* **Extracted information**:
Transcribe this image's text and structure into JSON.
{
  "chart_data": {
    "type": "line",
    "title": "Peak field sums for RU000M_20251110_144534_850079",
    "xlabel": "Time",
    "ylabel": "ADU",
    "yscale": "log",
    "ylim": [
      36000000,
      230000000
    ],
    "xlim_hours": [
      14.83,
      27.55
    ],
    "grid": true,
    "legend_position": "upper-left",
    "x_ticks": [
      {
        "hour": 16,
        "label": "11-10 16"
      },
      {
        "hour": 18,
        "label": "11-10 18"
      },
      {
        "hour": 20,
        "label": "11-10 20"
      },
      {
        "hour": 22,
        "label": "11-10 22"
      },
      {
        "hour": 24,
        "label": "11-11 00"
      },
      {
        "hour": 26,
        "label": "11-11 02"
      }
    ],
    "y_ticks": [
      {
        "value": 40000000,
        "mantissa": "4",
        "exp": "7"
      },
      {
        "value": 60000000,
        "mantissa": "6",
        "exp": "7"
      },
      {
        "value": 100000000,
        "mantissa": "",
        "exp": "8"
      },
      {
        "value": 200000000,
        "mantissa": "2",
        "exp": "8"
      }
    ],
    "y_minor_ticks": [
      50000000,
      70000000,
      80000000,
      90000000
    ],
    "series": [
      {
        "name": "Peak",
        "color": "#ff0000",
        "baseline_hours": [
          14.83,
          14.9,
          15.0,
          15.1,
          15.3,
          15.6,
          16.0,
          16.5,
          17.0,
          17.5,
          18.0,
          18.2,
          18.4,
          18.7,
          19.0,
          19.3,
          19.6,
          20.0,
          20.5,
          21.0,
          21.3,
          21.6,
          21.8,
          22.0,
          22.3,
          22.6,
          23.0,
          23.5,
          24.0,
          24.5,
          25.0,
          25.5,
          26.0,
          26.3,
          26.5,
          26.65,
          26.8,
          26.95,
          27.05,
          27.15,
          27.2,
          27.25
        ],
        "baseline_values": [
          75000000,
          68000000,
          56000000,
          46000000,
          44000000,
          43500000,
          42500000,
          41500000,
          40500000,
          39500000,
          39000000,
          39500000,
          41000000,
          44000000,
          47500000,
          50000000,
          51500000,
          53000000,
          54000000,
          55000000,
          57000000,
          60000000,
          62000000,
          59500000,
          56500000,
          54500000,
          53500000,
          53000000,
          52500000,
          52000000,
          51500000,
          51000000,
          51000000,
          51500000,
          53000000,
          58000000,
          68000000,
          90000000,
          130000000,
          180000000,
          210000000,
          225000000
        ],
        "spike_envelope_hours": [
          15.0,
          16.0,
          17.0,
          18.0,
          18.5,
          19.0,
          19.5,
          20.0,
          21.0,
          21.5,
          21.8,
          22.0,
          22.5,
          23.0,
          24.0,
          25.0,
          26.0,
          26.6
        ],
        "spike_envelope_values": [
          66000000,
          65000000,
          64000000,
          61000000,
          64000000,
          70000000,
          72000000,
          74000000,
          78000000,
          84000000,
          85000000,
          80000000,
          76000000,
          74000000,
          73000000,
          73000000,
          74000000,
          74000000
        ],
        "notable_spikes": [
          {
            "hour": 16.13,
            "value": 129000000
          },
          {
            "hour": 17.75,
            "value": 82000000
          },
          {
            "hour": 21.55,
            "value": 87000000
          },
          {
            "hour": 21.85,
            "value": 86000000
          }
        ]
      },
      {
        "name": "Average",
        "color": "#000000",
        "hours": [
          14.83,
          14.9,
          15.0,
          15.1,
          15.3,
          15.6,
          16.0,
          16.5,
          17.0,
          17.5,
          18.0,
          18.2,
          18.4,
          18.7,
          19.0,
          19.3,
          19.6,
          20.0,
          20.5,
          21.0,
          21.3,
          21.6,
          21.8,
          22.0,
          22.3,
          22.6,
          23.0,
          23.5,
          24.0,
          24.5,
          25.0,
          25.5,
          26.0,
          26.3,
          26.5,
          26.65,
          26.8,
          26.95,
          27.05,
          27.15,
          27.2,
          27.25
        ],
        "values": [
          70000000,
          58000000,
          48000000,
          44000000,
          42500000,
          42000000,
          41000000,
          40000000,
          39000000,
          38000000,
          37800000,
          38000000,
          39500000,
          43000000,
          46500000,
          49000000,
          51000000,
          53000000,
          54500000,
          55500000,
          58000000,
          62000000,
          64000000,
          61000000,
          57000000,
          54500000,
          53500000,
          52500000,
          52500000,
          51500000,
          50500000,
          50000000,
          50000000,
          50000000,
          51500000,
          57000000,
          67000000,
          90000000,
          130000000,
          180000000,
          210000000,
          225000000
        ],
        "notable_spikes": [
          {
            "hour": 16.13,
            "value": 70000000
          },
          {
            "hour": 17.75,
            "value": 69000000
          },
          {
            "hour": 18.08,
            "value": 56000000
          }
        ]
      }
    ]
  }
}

* **Short exercise**: Please output every record, keeping each line exact.

* **Result for this exercise**:
Transcribe this image's text and structure into JSON.
{
  "chart_data": {
    "type": "line",
    "title": "Peak field sums for RU000M_20251110_144534_850079",
    "xlabel": "Time",
    "ylabel": "ADU",
    "yscale": "log",
    "ylim": [
      36000000,
      230000000
    ],
    "xlim_hours": [
      14.83,
      27.55
    ],
    "grid": true,
    "legend_position": "upper-left",
    "x_ticks": [
      {
        "hour": 16,
        "label": "11-10 16"
      },
      {
        "hour": 18,
        "label": "11-10 18"
      },
      {
        "hour": 20,
        "label": "11-10 20"
      },
      {
        "hour": 22,
        "label": "11-10 22"
      },
      {
        "hour": 24,
        "label": "11-11 00"
      },
      {
        "hour": 26,
        "label": "11-11 02"
      }
    ],
    "y_ticks": [
      {
        "value": 40000000,
        "mantissa": "4",
        "exp": "7"
      },
      {
        "value": 60000000,
        "mantissa": "6",
        "exp": "7"
      },
      {
        "value": 100000000,
        "mantissa": "",
        "exp": "8"
      },
      {
        "value": 200000000,
        "mantissa": "2",
        "exp": "8"
      }
    ],
    "y_minor_ticks": [
      50000000,
      70000000,
      80000000,
      90000000
    ],
    "series": [
      {
        "name": "Peak",
        "color": "#ff0000",
        "baseline_hours": [
          14.83,
          14.9,
          15.0,
          15.1,
          15.3,
          15.6,
          16.0,
          16.5,
          17.0,
          17.5,
          18.0,
          18.2,
          18.4,
          18.7,
          19.0,
          19.3,
          19.6,
          20.0,
          20.5,
          21.0,
          21.3,
          21.6,
          21.8,
          22.0,
          22.3,
          22.6,
          23.0,
          23.5,
          24.0,
          24.5,
          25.0,
          25.5,
          26.0,
          26.3,
          26.5,
          26.65,
          26.8,
          26.95,
          27.05,
          27.15,
          27.2,
          27.25
        ],
        "baseline_values": [
          75000000,
          68000000,
          56000000,
          46000000,
          44000000,
          43500000,
          42500000,
          41500000,
          40500000,
          39500000,
          39000000,
          39500000,
          41000000,
          44000000,
          47500000,
          50000000,
          51500000,
          53000000,
          54000000,
          55000000,
          57000000,
          60000000,
          62000000,
          59500000,
          56500000,
          54500000,
          53500000,
          53000000,
          52500000,
          52000000,
          51500000,
          51000000,
          51000000,
          51500000,
          53000000,
          58000000,
          68000000,
          90000000,
          130000000,
          180000000,
          210000000,
          225000000
        ],
        "spike_envelope_hours": [
          15.0,
          16.0,
          17.0,
          18.0,
          18.5,
          19.0,
          19.5,
          20.0,
          21.0,
          21.5,
          21.8,
          22.0,
          22.5,
          23.0,
          24.0,
          25.0,
          26.0,
          26.6
        ],
        "spike_envelope_values": [
          66000000,
          65000000,
          64000000,
          61000000,
          64000000,
          70000000,
          72000000,
          74000000,
          78000000,
          84000000,
          85000000,
          80000000,
          76000000,
          74000000,
          73000000,
          73000000,
          74000000,
          74000000
        ],
        "notable_spikes": [
          {
            "hour": 16.13,
            "value": 129000000
          },
          {
            "hour": 17.75,
            "value": 82000000
          },
          {
            "hour": 21.55,
            "value": 87000000
          },
          {
            "hour": 21.85,
            "value": 86000000
          }
        ]
      },
      {
        "name": "Average",
        "color": "#000000",
        "hours": [
          14.83,
          14.9,
          15.0,
          15.1,
          15.3,
          15.6,
          16.0,
          16.5,
          17.0,
          17.5,
          18.0,
          18.2,
          18.4,
          18.7,
          19.0,
          19.3,
          19.6,
          20.0,
          20.5,
          21.0,
          21.3,
          21.6,
          21.8,
          22.0,
          22.3,
          22.6,
          23.0,
          23.5,
          24.0,
          24.5,
          25.0,
          25.5,
          26.0,
          26.3,
          26.5,
          26.65,
          26.8,
          26.95,
          27.05,
          27.15,
          27.2,
          27.25
        ],
        "values": [
          70000000,
          58000000,
          48000000,
          44000000,
          42500000,
          42000000,
          41000000,
          40000000,
          39000000,
          38000000,
          37800000,
          38000000,
          39500000,
          43000000,
          46500000,
          49000000,
          51000000,
          53000000,
          54500000,
          55500000,
          58000000,
          62000000,
          64000000,
          61000000,
          57000000,
          54500000,
          53500000,
          52500000,
          52500000,
          51500000,
          50500000,
          50000000,
          50000000,
          50000000,
          51500000,
          57000000,
          67000000,
          90000000,
          130000000,
          180000000,
          210000000,
          225000000
        ],
        "notable_spikes": [
          {
            "hour": 16.13,
            "value": 70000000
          },
          {
            "hour": 17.75,
            "value": 69000000
          },
          {
            "hour": 18.08,
            "value": 56000000
          }
        ]
      }
    ]
  }
}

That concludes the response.